• PROBLEM STATEMENT
Would you write out the listing verbatim and skip every picture in it?

* Begin RECORDS FOR PROCESSING *

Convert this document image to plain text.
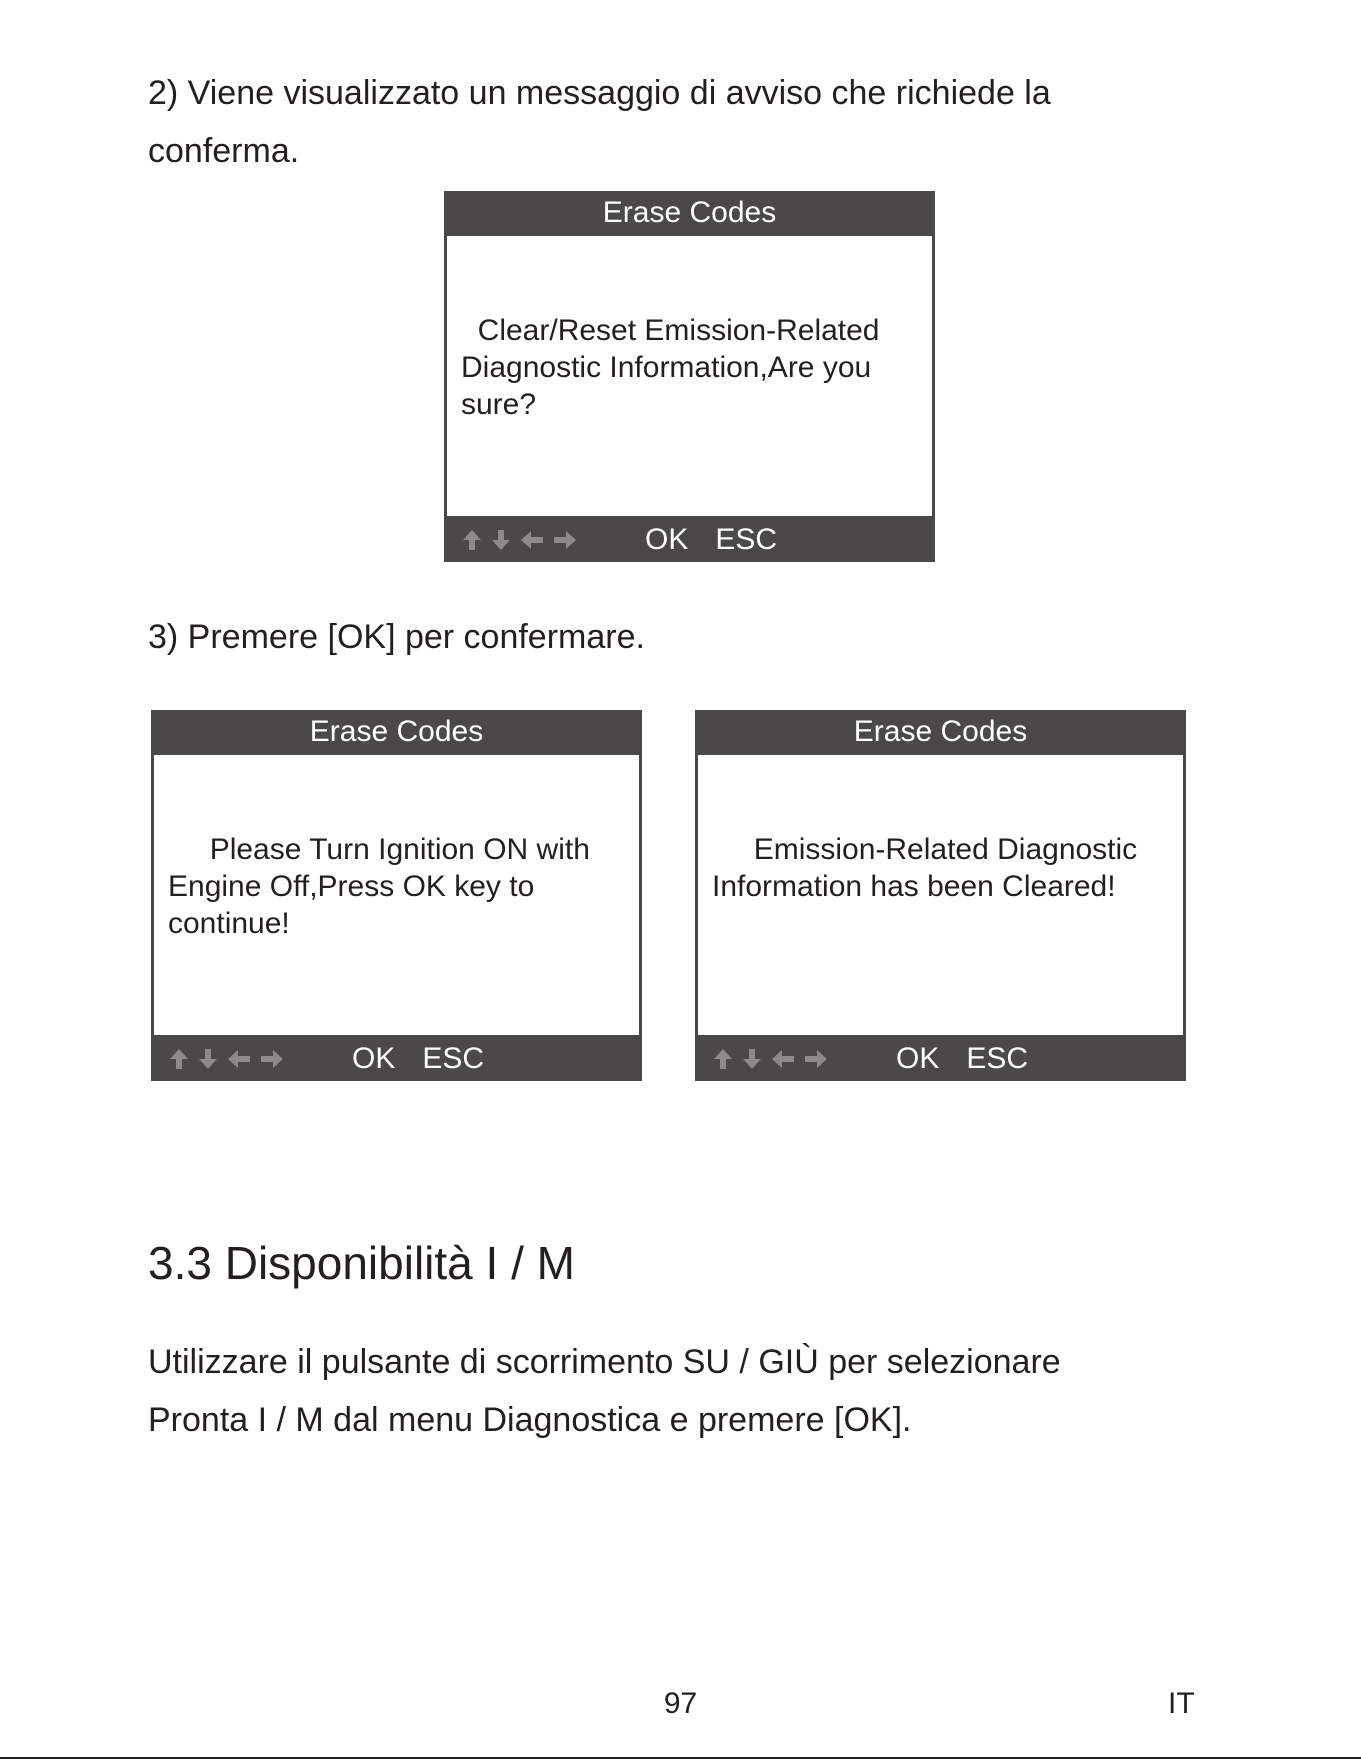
2) Viene visualizzato un messaggio di avviso che richiede la

conferma.

Erase Codes
Clear/Reset Emission-Related
Diagnostic Information,Are you
sure?
OK ESC

3) Premere [OK] per confermare.

Erase Codes
Please Turn Ignition ON with
Engine Off,Press OK key to
continue!
OK ESC
Erase Codes
Emission-Related Diagnostic
Information has been Cleared!
OK ESC
3.3 Disponibilità I / M

Utilizzare il pulsante di scorrimento SU / GIÙ per selezionare

Pronta I / M dal menu Diagnostica e premere [OK].

97	IT
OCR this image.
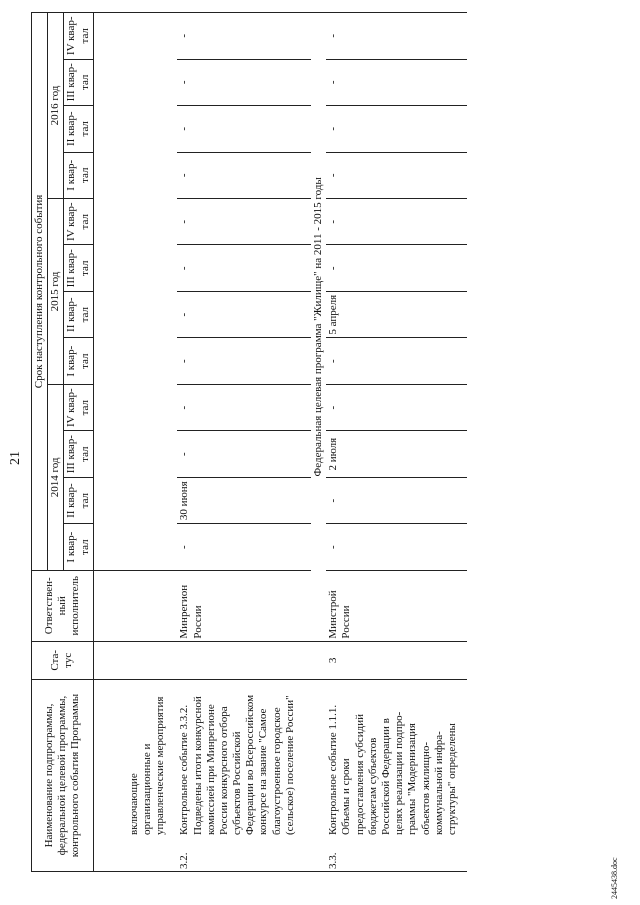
21
Наименование подпрограммы, федеральной целевой программы, контрольного события Программы	Ста-тус	Ответствен-ный исполнитель	Срок наступления контрольного события											
			2014 год				2015 год				2016 год			
			I квар-тал	II квар-тал	III квар-тал	IV квар-тал	I квар-тал	II квар-тал	III квар-тал	IV квар-тал	I квар-тал	II квар-тал	III квар-тал	IV квар-тал
включающие организационные и управленческие мероприятия														
3.2.Контрольное событие 3.3.2. Подведены итоги конкурсной комиссией при Минрегионе России конкурсного отбора субъектов Российской Федерации во Всероссийском конкурсе на звание "Самое благоустроенное городское (сельское) поселение России"		Минрегион России	-	30 июня	-	-	-	-	-	-	-	-	-	-
		Федеральная целевая программа "Жилище" на 2011 - 2015 годы												
3.3.Контрольное событие 1.1.1. Объемы и сроки предоставления субсидий бюджетам субъектов Российской Федерации в целях реализации подпро-граммы "Модернизация объектов жилищно-коммунальной инфра-структуры" определены	3	Минстрой России	-	-	2 июля	-	-	5 апреля	-	-	-	-	-	-
2445438.doc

* End RECORDS FOR PROCESSING *

• RESULT OF THIS EXERCISE
Convert this document image to plain text.
2) Viene visualizzato un messaggio di avviso che richiede la

conferma.

Erase Codes
Clear/Reset Emission-Related
Diagnostic Information,Are you
sure?
OK ESC

3) Premere [OK] per confermare.

Erase Codes
Please Turn Ignition ON with
Engine Off,Press OK key to
continue!
OK ESC
Erase Codes
Emission-Related Diagnostic
Information has been Cleared!
OK ESC
3.3 Disponibilità I / M

Utilizzare il pulsante di scorrimento SU / GIÙ per selezionare

Pronta I / M dal menu Diagnostica e premere [OK].

97	IT
OCR this image.
21
Наименование подпрограммы, федеральной целевой программы, контрольного события Программы	Ста-тус	Ответствен-ный исполнитель	Срок наступления контрольного события											
			2014 год				2015 год				2016 год			
			I квар-тал	II квар-тал	III квар-тал	IV квар-тал	I квар-тал	II квар-тал	III квар-тал	IV квар-тал	I квар-тал	II квар-тал	III квар-тал	IV квар-тал
включающие организационные и управленческие мероприятия														
3.2.Контрольное событие 3.3.2. Подведены итоги конкурсной комиссией при Минрегионе России конкурсного отбора субъектов Российской Федерации во Всероссийском конкурсе на звание "Самое благоустроенное городское (сельское) поселение России"		Минрегион России	-	30 июня	-	-	-	-	-	-	-	-	-	-
		Федеральная целевая программа "Жилище" на 2011 - 2015 годы												
3.3.Контрольное событие 1.1.1. Объемы и сроки предоставления субсидий бюджетам субъектов Российской Федерации в целях реализации подпро-граммы "Модернизация объектов жилищно-коммунальной инфра-структуры" определены	3	Минстрой России	-	-	2 июля	-	-	5 апреля	-	-	-	-	-	-
2445438.doc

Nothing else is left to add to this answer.